## SHORT EXERCISE
Write out all of the records precisely. Skip anything that is a picture.

## PROVIDED RECORDS
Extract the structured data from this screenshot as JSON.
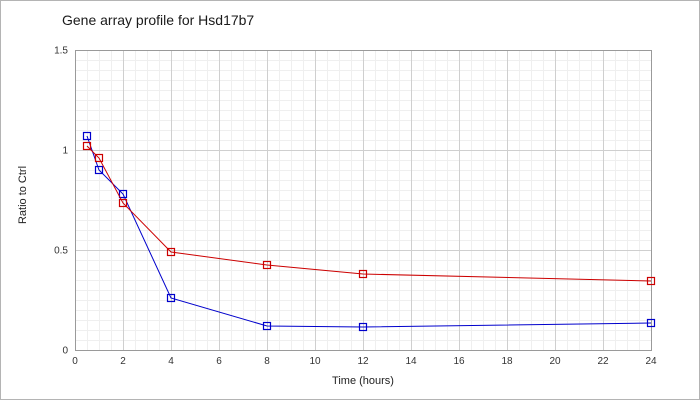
{
  "chart_data": {
    "type": "line",
    "title": "Gene array profile for Hsd17b7",
    "xlabel": "Time (hours)",
    "ylabel": "Ratio to Ctrl",
    "xlim": [
      0,
      24
    ],
    "ylim": [
      0,
      1.5
    ],
    "x_ticks": [
      "0",
      "2",
      "4",
      "6",
      "8",
      "10",
      "12",
      "14",
      "16",
      "18",
      "20",
      "22",
      "24"
    ],
    "y_ticks": [
      "0",
      "0.5",
      "1",
      "1.5"
    ],
    "grid": true,
    "legend": "none",
    "series": [
      {
        "color": "#0000cc",
        "marker": "square",
        "x": [
          0.5,
          1,
          2,
          4,
          8,
          12,
          24
        ],
        "y": [
          1.07,
          0.9,
          0.78,
          0.26,
          0.12,
          0.115,
          0.135
        ]
      },
      {
        "color": "#cc0000",
        "marker": "square",
        "x": [
          0.5,
          1,
          2,
          4,
          8,
          12,
          24
        ],
        "y": [
          1.02,
          0.96,
          0.735,
          0.49,
          0.425,
          0.38,
          0.345
        ]
      }
    ]
  }
}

## THE RESULT
Extract the structured data from this screenshot as JSON.
{
  "chart_data": {
    "type": "line",
    "title": "Gene array profile for Hsd17b7",
    "xlabel": "Time (hours)",
    "ylabel": "Ratio to Ctrl",
    "xlim": [
      0,
      24
    ],
    "ylim": [
      0,
      1.5
    ],
    "x_ticks": [
      "0",
      "2",
      "4",
      "6",
      "8",
      "10",
      "12",
      "14",
      "16",
      "18",
      "20",
      "22",
      "24"
    ],
    "y_ticks": [
      "0",
      "0.5",
      "1",
      "1.5"
    ],
    "grid": true,
    "legend": "none",
    "series": [
      {
        "color": "#0000cc",
        "marker": "square",
        "x": [
          0.5,
          1,
          2,
          4,
          8,
          12,
          24
        ],
        "y": [
          1.07,
          0.9,
          0.78,
          0.26,
          0.12,
          0.115,
          0.135
        ]
      },
      {
        "color": "#cc0000",
        "marker": "square",
        "x": [
          0.5,
          1,
          2,
          4,
          8,
          12,
          24
        ],
        "y": [
          1.02,
          0.96,
          0.735,
          0.49,
          0.425,
          0.38,
          0.345
        ]
      }
    ]
  }
}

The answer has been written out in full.